Data for processing:
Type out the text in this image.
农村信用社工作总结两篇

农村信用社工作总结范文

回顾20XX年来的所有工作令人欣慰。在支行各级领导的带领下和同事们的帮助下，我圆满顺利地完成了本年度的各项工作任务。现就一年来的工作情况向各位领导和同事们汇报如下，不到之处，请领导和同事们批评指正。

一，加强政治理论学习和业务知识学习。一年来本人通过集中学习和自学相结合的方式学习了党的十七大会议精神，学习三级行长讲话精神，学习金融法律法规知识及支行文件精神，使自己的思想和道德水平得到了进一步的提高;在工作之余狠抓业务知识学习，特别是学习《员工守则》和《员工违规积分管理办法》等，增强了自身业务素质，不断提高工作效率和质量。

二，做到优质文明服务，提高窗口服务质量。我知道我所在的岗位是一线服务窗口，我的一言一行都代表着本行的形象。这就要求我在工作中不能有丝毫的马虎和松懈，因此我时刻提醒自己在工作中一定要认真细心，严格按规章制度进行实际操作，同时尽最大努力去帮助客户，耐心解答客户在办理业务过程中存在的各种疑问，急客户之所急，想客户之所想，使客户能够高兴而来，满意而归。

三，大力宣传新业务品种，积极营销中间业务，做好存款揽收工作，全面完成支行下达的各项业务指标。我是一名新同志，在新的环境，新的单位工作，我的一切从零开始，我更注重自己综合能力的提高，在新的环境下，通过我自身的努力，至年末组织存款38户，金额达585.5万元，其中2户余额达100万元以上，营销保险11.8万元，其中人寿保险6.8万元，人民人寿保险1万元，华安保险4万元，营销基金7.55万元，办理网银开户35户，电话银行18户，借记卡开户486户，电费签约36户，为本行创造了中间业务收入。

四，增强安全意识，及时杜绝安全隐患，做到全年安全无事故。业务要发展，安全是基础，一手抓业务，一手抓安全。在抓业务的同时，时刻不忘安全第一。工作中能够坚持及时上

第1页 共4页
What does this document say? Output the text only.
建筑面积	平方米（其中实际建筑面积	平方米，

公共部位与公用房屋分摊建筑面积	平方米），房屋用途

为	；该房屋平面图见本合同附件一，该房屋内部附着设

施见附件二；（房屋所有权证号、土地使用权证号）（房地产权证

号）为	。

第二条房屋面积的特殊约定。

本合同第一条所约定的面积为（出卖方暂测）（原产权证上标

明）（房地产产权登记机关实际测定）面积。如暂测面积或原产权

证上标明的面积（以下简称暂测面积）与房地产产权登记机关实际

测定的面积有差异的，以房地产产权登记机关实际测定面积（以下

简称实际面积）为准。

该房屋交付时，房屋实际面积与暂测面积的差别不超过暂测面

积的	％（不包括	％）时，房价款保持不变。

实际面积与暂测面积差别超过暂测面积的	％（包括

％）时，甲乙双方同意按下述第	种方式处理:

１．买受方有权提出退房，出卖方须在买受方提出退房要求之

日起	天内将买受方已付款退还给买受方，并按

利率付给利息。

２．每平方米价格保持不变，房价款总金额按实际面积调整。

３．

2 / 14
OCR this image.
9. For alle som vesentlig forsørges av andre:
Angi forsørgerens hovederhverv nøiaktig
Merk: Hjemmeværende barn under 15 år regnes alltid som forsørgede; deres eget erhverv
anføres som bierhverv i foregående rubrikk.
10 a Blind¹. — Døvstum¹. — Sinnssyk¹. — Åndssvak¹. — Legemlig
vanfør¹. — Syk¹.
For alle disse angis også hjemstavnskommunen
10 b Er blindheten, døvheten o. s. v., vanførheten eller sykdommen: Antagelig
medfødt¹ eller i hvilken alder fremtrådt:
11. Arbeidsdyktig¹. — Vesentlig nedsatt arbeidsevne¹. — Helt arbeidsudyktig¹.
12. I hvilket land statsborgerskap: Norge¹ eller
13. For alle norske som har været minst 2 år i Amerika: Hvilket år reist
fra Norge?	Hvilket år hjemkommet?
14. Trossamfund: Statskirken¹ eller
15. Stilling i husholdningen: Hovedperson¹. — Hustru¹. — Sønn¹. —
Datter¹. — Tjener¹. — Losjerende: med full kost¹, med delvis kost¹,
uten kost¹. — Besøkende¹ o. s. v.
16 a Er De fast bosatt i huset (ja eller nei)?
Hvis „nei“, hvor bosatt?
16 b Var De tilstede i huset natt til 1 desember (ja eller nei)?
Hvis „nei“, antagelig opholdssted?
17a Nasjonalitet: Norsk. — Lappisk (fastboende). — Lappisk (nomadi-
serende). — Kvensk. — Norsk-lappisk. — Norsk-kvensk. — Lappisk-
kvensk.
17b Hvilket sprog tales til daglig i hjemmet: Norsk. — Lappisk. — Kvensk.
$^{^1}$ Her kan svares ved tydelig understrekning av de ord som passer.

Instructions for the task:
Give all the entries again exactly; leave none out.

Full answer:
Type out the text in this image.
农村信用社工作总结两篇

农村信用社工作总结范文

回顾20XX年来的所有工作令人欣慰。在支行各级领导的带领下和同事们的帮助下，我圆满顺利地完成了本年度的各项工作任务。现就一年来的工作情况向各位领导和同事们汇报如下，不到之处，请领导和同事们批评指正。

一，加强政治理论学习和业务知识学习。一年来本人通过集中学习和自学相结合的方式学习了党的十七大会议精神，学习三级行长讲话精神，学习金融法律法规知识及支行文件精神，使自己的思想和道德水平得到了进一步的提高;在工作之余狠抓业务知识学习，特别是学习《员工守则》和《员工违规积分管理办法》等，增强了自身业务素质，不断提高工作效率和质量。

二，做到优质文明服务，提高窗口服务质量。我知道我所在的岗位是一线服务窗口，我的一言一行都代表着本行的形象。这就要求我在工作中不能有丝毫的马虎和松懈，因此我时刻提醒自己在工作中一定要认真细心，严格按规章制度进行实际操作，同时尽最大努力去帮助客户，耐心解答客户在办理业务过程中存在的各种疑问，急客户之所急，想客户之所想，使客户能够高兴而来，满意而归。

三，大力宣传新业务品种，积极营销中间业务，做好存款揽收工作，全面完成支行下达的各项业务指标。我是一名新同志，在新的环境，新的单位工作，我的一切从零开始，我更注重自己综合能力的提高，在新的环境下，通过我自身的努力，至年末组织存款38户，金额达585.5万元，其中2户余额达100万元以上，营销保险11.8万元，其中人寿保险6.8万元，人民人寿保险1万元，华安保险4万元，营销基金7.55万元，办理网银开户35户，电话银行18户，借记卡开户486户，电费签约36户，为本行创造了中间业务收入。

四，增强安全意识，及时杜绝安全隐患，做到全年安全无事故。业务要发展，安全是基础，一手抓业务，一手抓安全。在抓业务的同时，时刻不忘安全第一。工作中能够坚持及时上

第1页 共4页
What does this document say? Output the text only.
建筑面积	平方米（其中实际建筑面积	平方米，

公共部位与公用房屋分摊建筑面积	平方米），房屋用途

为	；该房屋平面图见本合同附件一，该房屋内部附着设

施见附件二；（房屋所有权证号、土地使用权证号）（房地产权证

号）为	。

第二条房屋面积的特殊约定。

本合同第一条所约定的面积为（出卖方暂测）（原产权证上标

明）（房地产产权登记机关实际测定）面积。如暂测面积或原产权

证上标明的面积（以下简称暂测面积）与房地产产权登记机关实际

测定的面积有差异的，以房地产产权登记机关实际测定面积（以下

简称实际面积）为准。

该房屋交付时，房屋实际面积与暂测面积的差别不超过暂测面

积的	％（不包括	％）时，房价款保持不变。

实际面积与暂测面积差别超过暂测面积的	％（包括

％）时，甲乙双方同意按下述第	种方式处理:

１．买受方有权提出退房，出卖方须在买受方提出退房要求之

日起	天内将买受方已付款退还给买受方，并按

利率付给利息。

２．每平方米价格保持不变，房价款总金额按实际面积调整。

３．

2 / 14
OCR this image.
9. For alle som vesentlig forsørges av andre:
Angi forsørgerens hovederhverv nøiaktig
Merk: Hjemmeværende barn under 15 år regnes alltid som forsørgede; deres eget erhverv
anføres som bierhverv i foregående rubrikk.
10 a Blind¹. — Døvstum¹. — Sinnssyk¹. — Åndssvak¹. — Legemlig
vanfør¹. — Syk¹.
For alle disse angis også hjemstavnskommunen
10 b Er blindheten, døvheten o. s. v., vanførheten eller sykdommen: Antagelig
medfødt¹ eller i hvilken alder fremtrådt:
11. Arbeidsdyktig¹. — Vesentlig nedsatt arbeidsevne¹. — Helt arbeidsudyktig¹.
12. I hvilket land statsborgerskap: Norge¹ eller
13. For alle norske som har været minst 2 år i Amerika: Hvilket år reist
fra Norge?	Hvilket år hjemkommet?
14. Trossamfund: Statskirken¹ eller
15. Stilling i husholdningen: Hovedperson¹. — Hustru¹. — Sønn¹. —
Datter¹. — Tjener¹. — Losjerende: med full kost¹, med delvis kost¹,
uten kost¹. — Besøkende¹ o. s. v.
16 a Er De fast bosatt i huset (ja eller nei)?
Hvis „nei“, hvor bosatt?
16 b Var De tilstede i huset natt til 1 desember (ja eller nei)?
Hvis „nei“, antagelig opholdssted?
17a Nasjonalitet: Norsk. — Lappisk (fastboende). — Lappisk (nomadi-
serende). — Kvensk. — Norsk-lappisk. — Norsk-kvensk. — Lappisk-
kvensk.
17b Hvilket sprog tales til daglig i hjemmet: Norsk. — Lappisk. — Kvensk.
$^{^1}$ Her kan svares ved tydelig understrekning av de ord som passer.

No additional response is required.